Extracted data entries:
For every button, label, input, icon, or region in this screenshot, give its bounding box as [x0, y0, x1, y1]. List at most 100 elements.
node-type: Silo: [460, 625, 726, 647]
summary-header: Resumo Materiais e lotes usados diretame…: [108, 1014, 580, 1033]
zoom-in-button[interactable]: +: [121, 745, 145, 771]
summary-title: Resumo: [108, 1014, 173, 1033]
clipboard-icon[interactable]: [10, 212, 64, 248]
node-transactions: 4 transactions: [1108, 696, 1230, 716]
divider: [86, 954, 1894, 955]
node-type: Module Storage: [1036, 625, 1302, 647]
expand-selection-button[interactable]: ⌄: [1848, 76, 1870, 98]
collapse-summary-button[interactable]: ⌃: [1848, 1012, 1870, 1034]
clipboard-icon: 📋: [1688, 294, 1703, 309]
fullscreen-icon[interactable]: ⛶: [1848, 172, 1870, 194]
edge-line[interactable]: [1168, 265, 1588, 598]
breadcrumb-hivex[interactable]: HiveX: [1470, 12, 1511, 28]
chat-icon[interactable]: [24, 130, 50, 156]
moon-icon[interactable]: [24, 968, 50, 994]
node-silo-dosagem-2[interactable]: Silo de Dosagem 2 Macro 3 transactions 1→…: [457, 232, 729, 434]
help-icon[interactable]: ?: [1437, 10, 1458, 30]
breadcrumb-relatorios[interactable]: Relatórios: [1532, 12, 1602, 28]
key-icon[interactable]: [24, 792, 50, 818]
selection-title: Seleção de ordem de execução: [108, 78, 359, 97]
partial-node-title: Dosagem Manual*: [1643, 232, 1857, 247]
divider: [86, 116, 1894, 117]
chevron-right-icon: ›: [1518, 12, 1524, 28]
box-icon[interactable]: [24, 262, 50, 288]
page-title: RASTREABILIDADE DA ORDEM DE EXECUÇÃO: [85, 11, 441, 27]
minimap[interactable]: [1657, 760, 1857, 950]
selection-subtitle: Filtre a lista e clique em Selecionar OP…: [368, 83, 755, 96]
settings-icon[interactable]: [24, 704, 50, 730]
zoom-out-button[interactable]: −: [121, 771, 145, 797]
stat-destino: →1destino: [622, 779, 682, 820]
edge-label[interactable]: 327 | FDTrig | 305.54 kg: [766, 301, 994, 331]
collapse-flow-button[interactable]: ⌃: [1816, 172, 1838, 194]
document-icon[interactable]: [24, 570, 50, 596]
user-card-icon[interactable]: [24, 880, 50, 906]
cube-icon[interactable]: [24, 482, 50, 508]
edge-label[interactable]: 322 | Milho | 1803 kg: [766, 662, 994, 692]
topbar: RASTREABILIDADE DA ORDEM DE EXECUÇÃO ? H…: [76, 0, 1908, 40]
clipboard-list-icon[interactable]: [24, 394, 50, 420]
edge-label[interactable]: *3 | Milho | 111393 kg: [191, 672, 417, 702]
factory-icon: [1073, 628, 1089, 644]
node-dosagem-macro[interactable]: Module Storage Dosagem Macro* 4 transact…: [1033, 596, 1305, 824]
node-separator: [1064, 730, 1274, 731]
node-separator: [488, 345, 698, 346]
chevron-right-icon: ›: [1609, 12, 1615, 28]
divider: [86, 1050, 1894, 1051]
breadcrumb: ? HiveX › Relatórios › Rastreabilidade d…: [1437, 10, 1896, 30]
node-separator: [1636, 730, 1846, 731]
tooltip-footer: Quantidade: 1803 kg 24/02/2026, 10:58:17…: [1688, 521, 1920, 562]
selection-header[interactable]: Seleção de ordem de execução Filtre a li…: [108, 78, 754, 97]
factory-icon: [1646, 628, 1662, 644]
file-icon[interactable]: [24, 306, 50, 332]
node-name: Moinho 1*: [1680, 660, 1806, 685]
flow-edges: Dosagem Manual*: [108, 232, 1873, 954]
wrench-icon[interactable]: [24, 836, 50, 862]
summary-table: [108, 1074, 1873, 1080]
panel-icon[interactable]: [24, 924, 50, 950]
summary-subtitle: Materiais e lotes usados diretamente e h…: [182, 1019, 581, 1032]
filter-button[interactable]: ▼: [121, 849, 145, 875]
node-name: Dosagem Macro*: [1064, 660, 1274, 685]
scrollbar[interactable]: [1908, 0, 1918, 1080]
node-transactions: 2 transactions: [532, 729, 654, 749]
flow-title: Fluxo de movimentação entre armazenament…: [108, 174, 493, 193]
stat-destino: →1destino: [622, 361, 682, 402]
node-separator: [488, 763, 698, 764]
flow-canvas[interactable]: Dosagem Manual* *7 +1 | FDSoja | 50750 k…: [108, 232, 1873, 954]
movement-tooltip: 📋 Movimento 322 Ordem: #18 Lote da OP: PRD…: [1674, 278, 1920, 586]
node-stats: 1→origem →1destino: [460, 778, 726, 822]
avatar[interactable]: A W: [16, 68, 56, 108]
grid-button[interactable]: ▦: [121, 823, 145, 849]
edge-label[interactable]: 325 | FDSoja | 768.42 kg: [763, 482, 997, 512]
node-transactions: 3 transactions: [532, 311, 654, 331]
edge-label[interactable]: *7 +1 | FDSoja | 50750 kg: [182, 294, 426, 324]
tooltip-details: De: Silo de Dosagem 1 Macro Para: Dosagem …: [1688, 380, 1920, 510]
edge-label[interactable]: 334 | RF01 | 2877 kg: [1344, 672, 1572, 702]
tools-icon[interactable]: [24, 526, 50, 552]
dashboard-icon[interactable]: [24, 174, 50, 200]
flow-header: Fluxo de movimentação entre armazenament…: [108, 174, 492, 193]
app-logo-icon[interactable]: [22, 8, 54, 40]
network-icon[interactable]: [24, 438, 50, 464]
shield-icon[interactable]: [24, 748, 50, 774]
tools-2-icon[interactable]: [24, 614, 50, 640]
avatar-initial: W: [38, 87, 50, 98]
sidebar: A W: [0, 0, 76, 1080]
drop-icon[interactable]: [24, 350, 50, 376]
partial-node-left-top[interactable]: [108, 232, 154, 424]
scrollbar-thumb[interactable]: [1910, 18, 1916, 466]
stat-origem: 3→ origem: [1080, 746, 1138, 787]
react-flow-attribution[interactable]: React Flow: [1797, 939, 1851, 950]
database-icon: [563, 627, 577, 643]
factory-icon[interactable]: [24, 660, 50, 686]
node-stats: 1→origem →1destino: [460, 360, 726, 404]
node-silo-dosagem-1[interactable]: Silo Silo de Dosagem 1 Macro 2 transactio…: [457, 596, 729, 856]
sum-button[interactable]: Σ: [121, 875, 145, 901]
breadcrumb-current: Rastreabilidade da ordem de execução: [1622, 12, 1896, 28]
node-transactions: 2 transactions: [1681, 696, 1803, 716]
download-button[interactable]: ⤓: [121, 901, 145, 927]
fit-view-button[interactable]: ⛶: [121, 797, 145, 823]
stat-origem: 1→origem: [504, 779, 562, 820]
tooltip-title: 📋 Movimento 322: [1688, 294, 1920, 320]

▶ **Given exercise**
Find each line in the records that includes the string "collapse" and copy those lines in full.

▶ **Worked solution**
collapse-summary-button[interactable]: ⌃: [1848, 1012, 1870, 1034]
collapse-flow-button[interactable]: ⌃: [1816, 172, 1838, 194]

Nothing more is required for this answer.